Written problem. With the pictures left out, return exactly the lines from the one containing "Read this page and output its text content." through the end of the listing below.

Collected data
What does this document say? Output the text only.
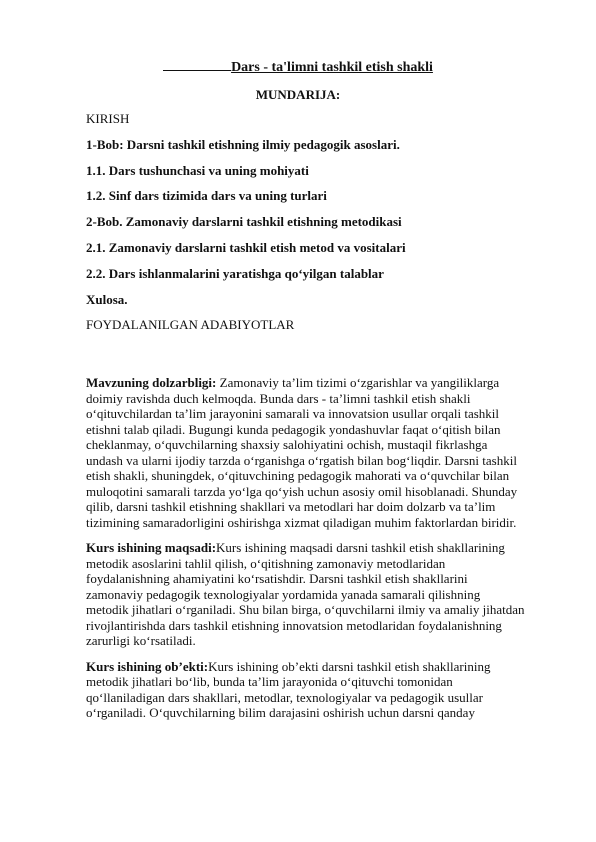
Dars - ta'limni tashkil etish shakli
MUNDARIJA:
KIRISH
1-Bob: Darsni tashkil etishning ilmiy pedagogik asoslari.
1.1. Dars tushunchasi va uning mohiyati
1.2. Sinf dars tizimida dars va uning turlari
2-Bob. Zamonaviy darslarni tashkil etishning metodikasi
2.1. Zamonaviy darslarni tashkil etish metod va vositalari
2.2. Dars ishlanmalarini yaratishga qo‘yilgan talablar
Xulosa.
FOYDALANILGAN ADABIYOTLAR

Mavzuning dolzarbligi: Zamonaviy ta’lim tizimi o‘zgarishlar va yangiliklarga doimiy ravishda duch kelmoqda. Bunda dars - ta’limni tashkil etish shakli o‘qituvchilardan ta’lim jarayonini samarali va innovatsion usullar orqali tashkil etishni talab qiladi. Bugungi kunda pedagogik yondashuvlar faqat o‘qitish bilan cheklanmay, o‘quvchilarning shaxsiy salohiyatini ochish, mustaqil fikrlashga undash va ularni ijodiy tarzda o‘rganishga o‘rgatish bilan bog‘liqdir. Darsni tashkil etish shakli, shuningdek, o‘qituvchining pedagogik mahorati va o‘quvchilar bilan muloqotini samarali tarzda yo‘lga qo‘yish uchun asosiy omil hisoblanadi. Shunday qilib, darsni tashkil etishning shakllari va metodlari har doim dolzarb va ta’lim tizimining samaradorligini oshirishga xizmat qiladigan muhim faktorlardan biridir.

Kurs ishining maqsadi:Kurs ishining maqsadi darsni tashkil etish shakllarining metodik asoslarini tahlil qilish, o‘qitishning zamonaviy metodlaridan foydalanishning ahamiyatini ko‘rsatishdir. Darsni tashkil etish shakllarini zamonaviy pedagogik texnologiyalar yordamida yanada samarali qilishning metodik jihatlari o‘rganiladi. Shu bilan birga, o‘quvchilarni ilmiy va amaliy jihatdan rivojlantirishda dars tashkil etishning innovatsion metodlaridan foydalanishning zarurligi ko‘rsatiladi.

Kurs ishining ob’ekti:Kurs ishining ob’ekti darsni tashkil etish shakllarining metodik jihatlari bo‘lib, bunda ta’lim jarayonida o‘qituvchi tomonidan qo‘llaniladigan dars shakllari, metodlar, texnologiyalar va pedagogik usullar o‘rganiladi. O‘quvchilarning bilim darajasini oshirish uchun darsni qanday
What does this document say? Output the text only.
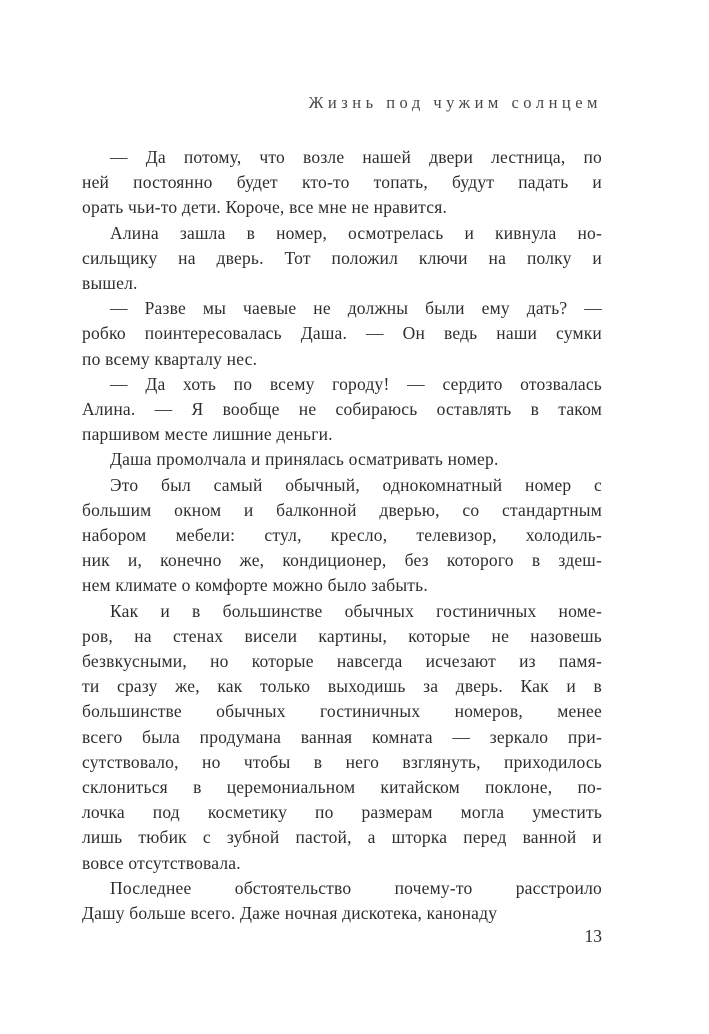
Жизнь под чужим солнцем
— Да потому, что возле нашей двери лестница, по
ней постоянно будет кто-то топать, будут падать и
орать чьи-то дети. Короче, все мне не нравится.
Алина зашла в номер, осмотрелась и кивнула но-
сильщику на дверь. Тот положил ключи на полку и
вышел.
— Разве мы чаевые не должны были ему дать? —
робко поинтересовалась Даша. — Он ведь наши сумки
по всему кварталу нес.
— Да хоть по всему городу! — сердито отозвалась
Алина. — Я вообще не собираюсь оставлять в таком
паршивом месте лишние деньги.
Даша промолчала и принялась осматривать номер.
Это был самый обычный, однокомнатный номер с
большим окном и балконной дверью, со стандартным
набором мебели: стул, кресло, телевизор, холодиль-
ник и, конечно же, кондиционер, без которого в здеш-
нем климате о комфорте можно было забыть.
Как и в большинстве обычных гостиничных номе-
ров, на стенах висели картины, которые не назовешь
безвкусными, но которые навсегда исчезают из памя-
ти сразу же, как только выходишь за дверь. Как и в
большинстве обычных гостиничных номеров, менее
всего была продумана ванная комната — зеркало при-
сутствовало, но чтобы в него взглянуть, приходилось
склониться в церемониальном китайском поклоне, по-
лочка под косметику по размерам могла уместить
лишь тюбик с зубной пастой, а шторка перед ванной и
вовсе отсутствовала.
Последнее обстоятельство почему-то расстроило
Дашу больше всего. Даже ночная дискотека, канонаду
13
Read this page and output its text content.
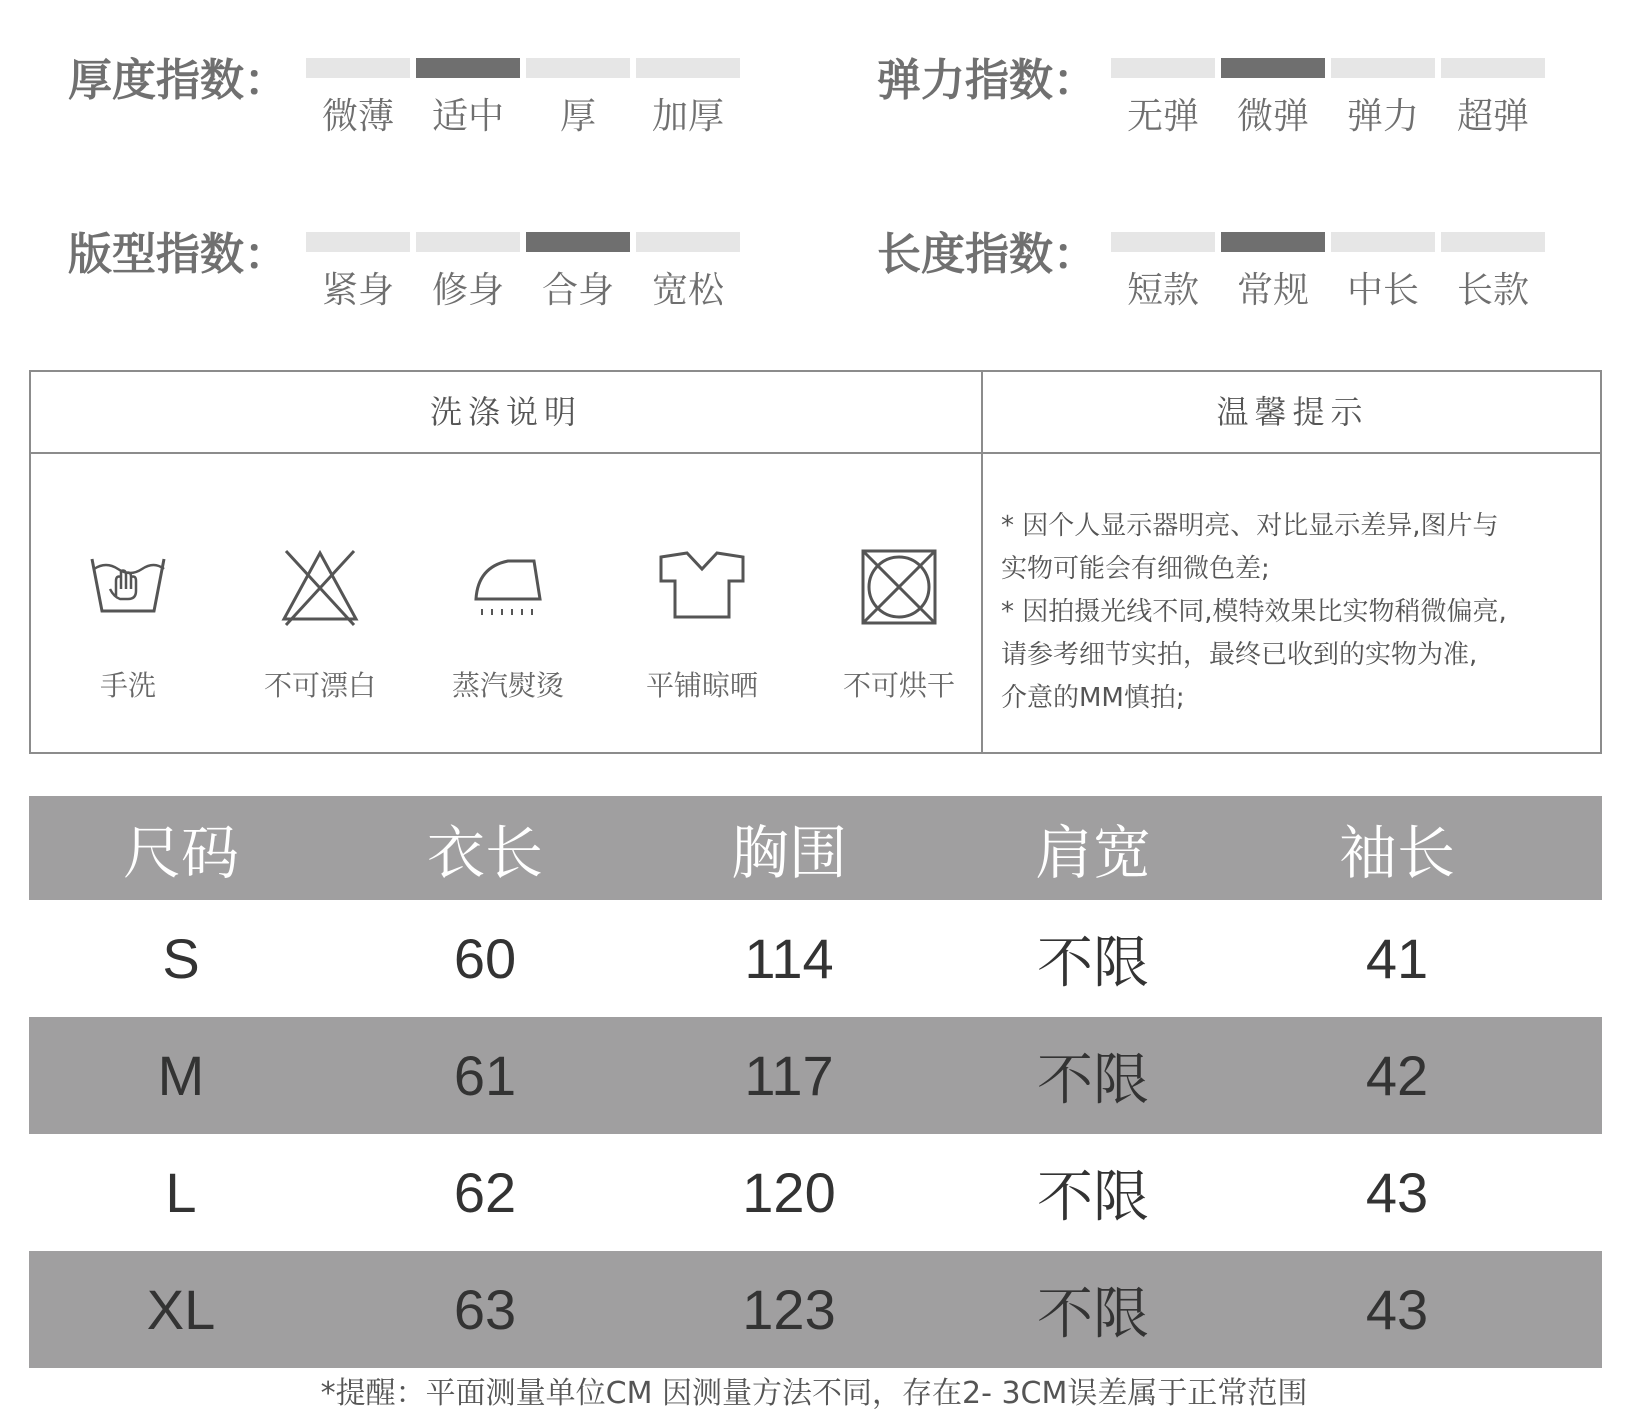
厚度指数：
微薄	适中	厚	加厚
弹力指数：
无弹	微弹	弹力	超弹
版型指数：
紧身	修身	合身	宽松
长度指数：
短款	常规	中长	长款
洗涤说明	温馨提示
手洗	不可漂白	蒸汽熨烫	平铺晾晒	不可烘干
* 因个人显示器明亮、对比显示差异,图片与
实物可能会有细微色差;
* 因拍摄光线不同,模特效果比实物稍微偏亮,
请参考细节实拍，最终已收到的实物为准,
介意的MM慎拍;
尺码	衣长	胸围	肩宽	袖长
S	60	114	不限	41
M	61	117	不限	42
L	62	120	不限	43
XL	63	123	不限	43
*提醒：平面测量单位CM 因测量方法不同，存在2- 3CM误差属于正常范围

Correct response.
Read this page and output its text content.
厚度指数：
微薄	适中	厚	加厚
弹力指数：
无弹	微弹	弹力	超弹
版型指数：
紧身	修身	合身	宽松
长度指数：
短款	常规	中长	长款
洗涤说明	温馨提示
手洗	不可漂白	蒸汽熨烫	平铺晾晒	不可烘干
* 因个人显示器明亮、对比显示差异,图片与
实物可能会有细微色差;
* 因拍摄光线不同,模特效果比实物稍微偏亮,
请参考细节实拍，最终已收到的实物为准,
介意的MM慎拍;
尺码	衣长	胸围	肩宽	袖长
S	60	114	不限	41
M	61	117	不限	42
L	62	120	不限	43
XL	63	123	不限	43
*提醒：平面测量单位CM 因测量方法不同，存在2- 3CM误差属于正常范围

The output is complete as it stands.